▶ _PROMPT_: Show every line of the records below that contains the word "location".

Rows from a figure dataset
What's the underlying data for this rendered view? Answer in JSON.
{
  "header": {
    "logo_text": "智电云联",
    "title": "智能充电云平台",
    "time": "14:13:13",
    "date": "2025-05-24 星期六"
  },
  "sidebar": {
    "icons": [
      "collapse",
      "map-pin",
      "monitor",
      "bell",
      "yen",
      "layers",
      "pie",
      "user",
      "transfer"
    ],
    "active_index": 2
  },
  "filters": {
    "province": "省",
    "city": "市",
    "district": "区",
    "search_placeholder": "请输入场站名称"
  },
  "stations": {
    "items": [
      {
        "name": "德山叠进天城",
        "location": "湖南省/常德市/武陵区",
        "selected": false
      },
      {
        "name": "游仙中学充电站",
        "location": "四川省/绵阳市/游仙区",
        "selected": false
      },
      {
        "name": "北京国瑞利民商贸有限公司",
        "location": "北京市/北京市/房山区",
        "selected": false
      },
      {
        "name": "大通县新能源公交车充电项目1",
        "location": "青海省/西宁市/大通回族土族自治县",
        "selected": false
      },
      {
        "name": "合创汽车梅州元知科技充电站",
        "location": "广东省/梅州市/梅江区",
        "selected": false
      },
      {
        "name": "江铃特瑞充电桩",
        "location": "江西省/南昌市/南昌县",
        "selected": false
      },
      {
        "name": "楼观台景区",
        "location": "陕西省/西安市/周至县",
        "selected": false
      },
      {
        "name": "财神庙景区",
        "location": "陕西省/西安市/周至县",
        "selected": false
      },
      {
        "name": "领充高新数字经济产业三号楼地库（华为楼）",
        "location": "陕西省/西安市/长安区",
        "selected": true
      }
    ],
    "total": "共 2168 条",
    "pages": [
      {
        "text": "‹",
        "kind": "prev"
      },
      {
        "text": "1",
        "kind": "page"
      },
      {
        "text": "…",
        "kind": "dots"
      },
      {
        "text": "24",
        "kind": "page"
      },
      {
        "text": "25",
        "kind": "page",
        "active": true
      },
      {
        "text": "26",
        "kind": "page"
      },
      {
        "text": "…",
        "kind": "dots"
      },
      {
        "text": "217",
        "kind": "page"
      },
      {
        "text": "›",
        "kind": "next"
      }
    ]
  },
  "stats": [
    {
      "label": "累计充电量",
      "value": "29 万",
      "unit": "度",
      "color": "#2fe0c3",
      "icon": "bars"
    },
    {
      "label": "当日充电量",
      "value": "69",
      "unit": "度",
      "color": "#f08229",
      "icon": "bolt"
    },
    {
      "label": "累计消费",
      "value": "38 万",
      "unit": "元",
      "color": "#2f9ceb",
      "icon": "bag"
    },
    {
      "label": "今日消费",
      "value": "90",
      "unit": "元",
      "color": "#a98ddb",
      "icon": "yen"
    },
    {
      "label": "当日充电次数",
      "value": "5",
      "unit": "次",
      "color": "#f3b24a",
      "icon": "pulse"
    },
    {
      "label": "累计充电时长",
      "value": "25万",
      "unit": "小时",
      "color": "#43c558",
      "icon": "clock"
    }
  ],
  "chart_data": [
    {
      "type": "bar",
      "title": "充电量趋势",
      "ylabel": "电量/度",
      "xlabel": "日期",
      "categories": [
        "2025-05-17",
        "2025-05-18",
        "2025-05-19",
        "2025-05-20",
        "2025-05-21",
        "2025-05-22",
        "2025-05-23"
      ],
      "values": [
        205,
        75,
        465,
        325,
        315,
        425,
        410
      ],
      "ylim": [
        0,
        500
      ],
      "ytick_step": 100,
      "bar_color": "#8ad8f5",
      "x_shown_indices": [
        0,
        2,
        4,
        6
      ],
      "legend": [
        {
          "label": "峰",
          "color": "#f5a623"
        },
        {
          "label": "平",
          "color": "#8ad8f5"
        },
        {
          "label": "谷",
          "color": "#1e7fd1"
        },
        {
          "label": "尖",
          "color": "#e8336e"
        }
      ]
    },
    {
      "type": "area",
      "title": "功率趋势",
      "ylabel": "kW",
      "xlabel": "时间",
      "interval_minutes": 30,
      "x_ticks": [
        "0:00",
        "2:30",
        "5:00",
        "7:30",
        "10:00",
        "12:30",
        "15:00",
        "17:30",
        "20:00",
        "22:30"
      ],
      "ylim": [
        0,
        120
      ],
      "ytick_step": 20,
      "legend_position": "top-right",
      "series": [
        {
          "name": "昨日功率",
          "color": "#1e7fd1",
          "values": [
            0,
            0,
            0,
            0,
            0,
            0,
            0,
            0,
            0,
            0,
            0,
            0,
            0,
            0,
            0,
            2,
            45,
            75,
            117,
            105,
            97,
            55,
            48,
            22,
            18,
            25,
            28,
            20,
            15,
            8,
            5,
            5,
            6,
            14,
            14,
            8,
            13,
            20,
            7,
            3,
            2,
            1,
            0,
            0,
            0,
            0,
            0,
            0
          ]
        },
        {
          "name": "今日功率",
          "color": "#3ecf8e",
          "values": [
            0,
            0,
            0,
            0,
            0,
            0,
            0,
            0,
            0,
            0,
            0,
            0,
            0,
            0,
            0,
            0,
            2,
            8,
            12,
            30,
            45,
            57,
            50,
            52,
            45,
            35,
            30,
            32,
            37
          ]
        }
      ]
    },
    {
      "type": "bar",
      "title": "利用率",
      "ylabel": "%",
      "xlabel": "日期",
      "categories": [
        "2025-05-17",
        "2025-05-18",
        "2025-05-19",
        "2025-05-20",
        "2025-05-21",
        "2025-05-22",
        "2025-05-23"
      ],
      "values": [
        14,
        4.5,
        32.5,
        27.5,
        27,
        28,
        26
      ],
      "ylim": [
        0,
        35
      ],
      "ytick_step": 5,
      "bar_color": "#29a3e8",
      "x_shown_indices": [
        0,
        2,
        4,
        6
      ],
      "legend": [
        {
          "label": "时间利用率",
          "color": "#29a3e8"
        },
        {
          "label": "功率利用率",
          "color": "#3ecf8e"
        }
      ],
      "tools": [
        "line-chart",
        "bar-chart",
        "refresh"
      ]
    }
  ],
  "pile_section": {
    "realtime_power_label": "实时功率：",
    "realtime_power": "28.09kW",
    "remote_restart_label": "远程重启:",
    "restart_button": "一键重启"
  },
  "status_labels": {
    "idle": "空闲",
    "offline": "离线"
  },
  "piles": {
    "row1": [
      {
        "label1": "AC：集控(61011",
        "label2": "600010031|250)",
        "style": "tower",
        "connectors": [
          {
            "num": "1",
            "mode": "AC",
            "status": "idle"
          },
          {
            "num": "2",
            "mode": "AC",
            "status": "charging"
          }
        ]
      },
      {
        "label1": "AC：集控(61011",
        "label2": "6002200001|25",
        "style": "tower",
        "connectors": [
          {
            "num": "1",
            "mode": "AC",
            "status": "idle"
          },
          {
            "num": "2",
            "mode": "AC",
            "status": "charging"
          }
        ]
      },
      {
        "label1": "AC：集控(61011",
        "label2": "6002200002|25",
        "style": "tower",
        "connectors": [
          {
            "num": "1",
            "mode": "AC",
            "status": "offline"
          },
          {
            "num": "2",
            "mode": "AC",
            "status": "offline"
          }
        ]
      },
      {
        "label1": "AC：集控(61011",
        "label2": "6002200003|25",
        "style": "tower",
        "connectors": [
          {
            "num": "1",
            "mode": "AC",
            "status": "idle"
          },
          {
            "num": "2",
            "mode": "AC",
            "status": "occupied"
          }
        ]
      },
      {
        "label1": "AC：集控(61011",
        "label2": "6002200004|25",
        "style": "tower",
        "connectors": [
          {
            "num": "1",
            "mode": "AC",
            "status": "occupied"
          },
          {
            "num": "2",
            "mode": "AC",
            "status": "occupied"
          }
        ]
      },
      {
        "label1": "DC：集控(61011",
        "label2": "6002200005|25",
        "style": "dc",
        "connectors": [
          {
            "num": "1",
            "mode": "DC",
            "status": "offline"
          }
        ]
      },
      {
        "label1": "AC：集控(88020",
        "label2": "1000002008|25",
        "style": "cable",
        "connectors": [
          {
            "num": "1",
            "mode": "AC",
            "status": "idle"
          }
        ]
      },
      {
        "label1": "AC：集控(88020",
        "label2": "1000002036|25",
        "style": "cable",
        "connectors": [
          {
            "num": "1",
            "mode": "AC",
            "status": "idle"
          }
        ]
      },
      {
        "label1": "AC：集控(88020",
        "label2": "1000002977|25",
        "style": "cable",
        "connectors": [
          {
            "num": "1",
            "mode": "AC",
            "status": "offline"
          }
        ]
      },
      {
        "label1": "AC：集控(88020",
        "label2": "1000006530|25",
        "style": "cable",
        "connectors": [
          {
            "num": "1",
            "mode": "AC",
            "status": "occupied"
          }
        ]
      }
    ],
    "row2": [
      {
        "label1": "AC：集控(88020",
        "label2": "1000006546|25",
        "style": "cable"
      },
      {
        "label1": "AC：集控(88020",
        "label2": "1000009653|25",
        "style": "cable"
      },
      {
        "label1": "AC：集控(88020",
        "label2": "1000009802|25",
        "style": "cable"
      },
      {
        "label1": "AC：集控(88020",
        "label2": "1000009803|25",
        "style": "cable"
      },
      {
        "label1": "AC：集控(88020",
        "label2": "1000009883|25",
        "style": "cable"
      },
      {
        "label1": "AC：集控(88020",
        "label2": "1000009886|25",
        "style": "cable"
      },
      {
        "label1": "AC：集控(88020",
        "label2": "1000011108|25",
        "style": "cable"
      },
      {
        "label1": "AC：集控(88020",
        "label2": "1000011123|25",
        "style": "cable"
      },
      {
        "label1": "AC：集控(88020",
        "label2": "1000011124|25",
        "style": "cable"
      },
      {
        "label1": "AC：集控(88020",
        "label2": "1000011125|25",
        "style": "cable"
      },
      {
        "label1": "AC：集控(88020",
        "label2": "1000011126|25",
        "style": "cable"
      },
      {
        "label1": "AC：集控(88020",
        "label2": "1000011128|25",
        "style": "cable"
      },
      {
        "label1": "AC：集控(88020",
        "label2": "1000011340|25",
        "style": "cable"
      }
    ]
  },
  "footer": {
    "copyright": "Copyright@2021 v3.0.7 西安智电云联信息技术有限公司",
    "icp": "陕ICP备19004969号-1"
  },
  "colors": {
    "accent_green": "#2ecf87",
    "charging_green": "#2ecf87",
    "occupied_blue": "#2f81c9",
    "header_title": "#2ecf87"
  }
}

▶ _EXPECTED ANSWER_:
        "location": "湖南省/常德市/武陵区",
        "location": "四川省/绵阳市/游仙区",
        "location": "北京市/北京市/房山区",
        "location": "青海省/西宁市/大通回族土族自治县",
        "location": "广东省/梅州市/梅江区",
        "location": "江西省/南昌市/南昌县",
        "location": "陕西省/西安市/周至县",
        "location": "陕西省/西安市/周至县",
        "location": "陕西省/西安市/长安区",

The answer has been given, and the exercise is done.